— Begin —
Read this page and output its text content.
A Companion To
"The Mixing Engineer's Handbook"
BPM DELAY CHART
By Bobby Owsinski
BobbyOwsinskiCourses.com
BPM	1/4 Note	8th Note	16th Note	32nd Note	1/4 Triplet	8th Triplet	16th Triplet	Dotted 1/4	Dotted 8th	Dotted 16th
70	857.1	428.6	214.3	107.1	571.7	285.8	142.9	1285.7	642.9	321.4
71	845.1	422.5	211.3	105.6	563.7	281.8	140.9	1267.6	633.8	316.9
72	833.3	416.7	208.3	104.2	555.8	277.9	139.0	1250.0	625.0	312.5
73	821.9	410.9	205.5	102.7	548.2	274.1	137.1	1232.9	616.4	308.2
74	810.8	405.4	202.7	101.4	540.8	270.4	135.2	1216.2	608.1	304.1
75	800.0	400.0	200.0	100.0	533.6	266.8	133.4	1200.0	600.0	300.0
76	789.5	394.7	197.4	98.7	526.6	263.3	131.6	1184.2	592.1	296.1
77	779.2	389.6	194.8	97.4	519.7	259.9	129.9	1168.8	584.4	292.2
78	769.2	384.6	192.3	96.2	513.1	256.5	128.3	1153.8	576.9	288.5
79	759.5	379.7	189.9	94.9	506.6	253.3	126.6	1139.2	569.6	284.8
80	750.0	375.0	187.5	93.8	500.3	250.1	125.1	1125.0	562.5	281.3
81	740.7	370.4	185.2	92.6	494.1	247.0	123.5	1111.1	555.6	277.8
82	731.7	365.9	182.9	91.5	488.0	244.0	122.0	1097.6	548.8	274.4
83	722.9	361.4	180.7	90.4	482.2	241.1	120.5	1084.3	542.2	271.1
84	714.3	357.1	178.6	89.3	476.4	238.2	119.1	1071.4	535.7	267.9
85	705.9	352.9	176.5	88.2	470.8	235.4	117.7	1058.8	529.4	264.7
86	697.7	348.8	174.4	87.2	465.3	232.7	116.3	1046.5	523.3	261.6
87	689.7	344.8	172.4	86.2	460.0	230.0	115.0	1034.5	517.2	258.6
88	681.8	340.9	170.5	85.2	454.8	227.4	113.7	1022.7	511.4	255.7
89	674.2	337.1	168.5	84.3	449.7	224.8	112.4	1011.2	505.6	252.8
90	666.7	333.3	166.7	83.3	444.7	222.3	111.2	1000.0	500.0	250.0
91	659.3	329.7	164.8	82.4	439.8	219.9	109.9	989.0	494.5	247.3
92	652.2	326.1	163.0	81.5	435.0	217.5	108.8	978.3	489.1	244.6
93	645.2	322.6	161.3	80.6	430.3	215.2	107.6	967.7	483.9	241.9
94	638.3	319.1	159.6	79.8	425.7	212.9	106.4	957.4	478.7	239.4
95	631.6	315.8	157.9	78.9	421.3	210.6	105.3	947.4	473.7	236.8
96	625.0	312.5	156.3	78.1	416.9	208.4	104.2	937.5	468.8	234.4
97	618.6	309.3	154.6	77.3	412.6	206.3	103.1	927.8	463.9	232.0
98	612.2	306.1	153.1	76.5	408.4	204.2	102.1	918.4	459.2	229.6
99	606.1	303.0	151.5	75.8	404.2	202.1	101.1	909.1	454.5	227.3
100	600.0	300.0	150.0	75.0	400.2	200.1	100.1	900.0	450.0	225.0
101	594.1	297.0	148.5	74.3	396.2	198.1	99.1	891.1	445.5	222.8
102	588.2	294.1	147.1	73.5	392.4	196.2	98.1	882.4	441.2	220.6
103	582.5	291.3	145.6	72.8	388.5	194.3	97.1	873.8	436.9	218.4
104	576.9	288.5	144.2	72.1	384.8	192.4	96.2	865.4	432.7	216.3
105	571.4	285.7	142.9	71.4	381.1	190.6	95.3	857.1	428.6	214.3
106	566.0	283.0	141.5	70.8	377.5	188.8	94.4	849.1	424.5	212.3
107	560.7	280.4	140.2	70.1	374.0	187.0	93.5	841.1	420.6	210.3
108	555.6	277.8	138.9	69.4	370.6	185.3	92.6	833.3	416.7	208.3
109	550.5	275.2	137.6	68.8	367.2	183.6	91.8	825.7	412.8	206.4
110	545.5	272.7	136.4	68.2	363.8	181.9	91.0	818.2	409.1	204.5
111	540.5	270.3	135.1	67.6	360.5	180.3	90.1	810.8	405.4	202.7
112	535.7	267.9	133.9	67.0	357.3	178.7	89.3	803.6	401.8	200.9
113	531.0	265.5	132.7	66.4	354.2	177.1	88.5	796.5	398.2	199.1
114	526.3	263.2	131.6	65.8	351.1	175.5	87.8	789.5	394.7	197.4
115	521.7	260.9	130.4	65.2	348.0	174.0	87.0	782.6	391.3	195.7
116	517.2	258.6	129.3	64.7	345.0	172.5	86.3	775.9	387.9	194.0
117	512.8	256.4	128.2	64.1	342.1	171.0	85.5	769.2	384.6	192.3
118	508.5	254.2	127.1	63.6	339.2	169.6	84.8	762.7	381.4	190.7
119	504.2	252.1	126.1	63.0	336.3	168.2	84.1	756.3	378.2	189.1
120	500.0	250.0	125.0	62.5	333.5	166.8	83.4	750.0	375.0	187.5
— End —
Reproduce the entries above in full, verbatim.

Read this page and output its text content.
A Companion To
"The Mixing Engineer's Handbook"
BPM DELAY CHART
By Bobby Owsinski
BobbyOwsinskiCourses.com
BPM	1/4 Note	8th Note	16th Note	32nd Note	1/4 Triplet	8th Triplet	16th Triplet	Dotted 1/4	Dotted 8th	Dotted 16th
70	857.1	428.6	214.3	107.1	571.7	285.8	142.9	1285.7	642.9	321.4
71	845.1	422.5	211.3	105.6	563.7	281.8	140.9	1267.6	633.8	316.9
72	833.3	416.7	208.3	104.2	555.8	277.9	139.0	1250.0	625.0	312.5
73	821.9	410.9	205.5	102.7	548.2	274.1	137.1	1232.9	616.4	308.2
74	810.8	405.4	202.7	101.4	540.8	270.4	135.2	1216.2	608.1	304.1
75	800.0	400.0	200.0	100.0	533.6	266.8	133.4	1200.0	600.0	300.0
76	789.5	394.7	197.4	98.7	526.6	263.3	131.6	1184.2	592.1	296.1
77	779.2	389.6	194.8	97.4	519.7	259.9	129.9	1168.8	584.4	292.2
78	769.2	384.6	192.3	96.2	513.1	256.5	128.3	1153.8	576.9	288.5
79	759.5	379.7	189.9	94.9	506.6	253.3	126.6	1139.2	569.6	284.8
80	750.0	375.0	187.5	93.8	500.3	250.1	125.1	1125.0	562.5	281.3
81	740.7	370.4	185.2	92.6	494.1	247.0	123.5	1111.1	555.6	277.8
82	731.7	365.9	182.9	91.5	488.0	244.0	122.0	1097.6	548.8	274.4
83	722.9	361.4	180.7	90.4	482.2	241.1	120.5	1084.3	542.2	271.1
84	714.3	357.1	178.6	89.3	476.4	238.2	119.1	1071.4	535.7	267.9
85	705.9	352.9	176.5	88.2	470.8	235.4	117.7	1058.8	529.4	264.7
86	697.7	348.8	174.4	87.2	465.3	232.7	116.3	1046.5	523.3	261.6
87	689.7	344.8	172.4	86.2	460.0	230.0	115.0	1034.5	517.2	258.6
88	681.8	340.9	170.5	85.2	454.8	227.4	113.7	1022.7	511.4	255.7
89	674.2	337.1	168.5	84.3	449.7	224.8	112.4	1011.2	505.6	252.8
90	666.7	333.3	166.7	83.3	444.7	222.3	111.2	1000.0	500.0	250.0
91	659.3	329.7	164.8	82.4	439.8	219.9	109.9	989.0	494.5	247.3
92	652.2	326.1	163.0	81.5	435.0	217.5	108.8	978.3	489.1	244.6
93	645.2	322.6	161.3	80.6	430.3	215.2	107.6	967.7	483.9	241.9
94	638.3	319.1	159.6	79.8	425.7	212.9	106.4	957.4	478.7	239.4
95	631.6	315.8	157.9	78.9	421.3	210.6	105.3	947.4	473.7	236.8
96	625.0	312.5	156.3	78.1	416.9	208.4	104.2	937.5	468.8	234.4
97	618.6	309.3	154.6	77.3	412.6	206.3	103.1	927.8	463.9	232.0
98	612.2	306.1	153.1	76.5	408.4	204.2	102.1	918.4	459.2	229.6
99	606.1	303.0	151.5	75.8	404.2	202.1	101.1	909.1	454.5	227.3
100	600.0	300.0	150.0	75.0	400.2	200.1	100.1	900.0	450.0	225.0
101	594.1	297.0	148.5	74.3	396.2	198.1	99.1	891.1	445.5	222.8
102	588.2	294.1	147.1	73.5	392.4	196.2	98.1	882.4	441.2	220.6
103	582.5	291.3	145.6	72.8	388.5	194.3	97.1	873.8	436.9	218.4
104	576.9	288.5	144.2	72.1	384.8	192.4	96.2	865.4	432.7	216.3
105	571.4	285.7	142.9	71.4	381.1	190.6	95.3	857.1	428.6	214.3
106	566.0	283.0	141.5	70.8	377.5	188.8	94.4	849.1	424.5	212.3
107	560.7	280.4	140.2	70.1	374.0	187.0	93.5	841.1	420.6	210.3
108	555.6	277.8	138.9	69.4	370.6	185.3	92.6	833.3	416.7	208.3
109	550.5	275.2	137.6	68.8	367.2	183.6	91.8	825.7	412.8	206.4
110	545.5	272.7	136.4	68.2	363.8	181.9	91.0	818.2	409.1	204.5
111	540.5	270.3	135.1	67.6	360.5	180.3	90.1	810.8	405.4	202.7
112	535.7	267.9	133.9	67.0	357.3	178.7	89.3	803.6	401.8	200.9
113	531.0	265.5	132.7	66.4	354.2	177.1	88.5	796.5	398.2	199.1
114	526.3	263.2	131.6	65.8	351.1	175.5	87.8	789.5	394.7	197.4
115	521.7	260.9	130.4	65.2	348.0	174.0	87.0	782.6	391.3	195.7
116	517.2	258.6	129.3	64.7	345.0	172.5	86.3	775.9	387.9	194.0
117	512.8	256.4	128.2	64.1	342.1	171.0	85.5	769.2	384.6	192.3
118	508.5	254.2	127.1	63.6	339.2	169.6	84.8	762.7	381.4	190.7
119	504.2	252.1	126.1	63.0	336.3	168.2	84.1	756.3	378.2	189.1
120	500.0	250.0	125.0	62.5	333.5	166.8	83.4	750.0	375.0	187.5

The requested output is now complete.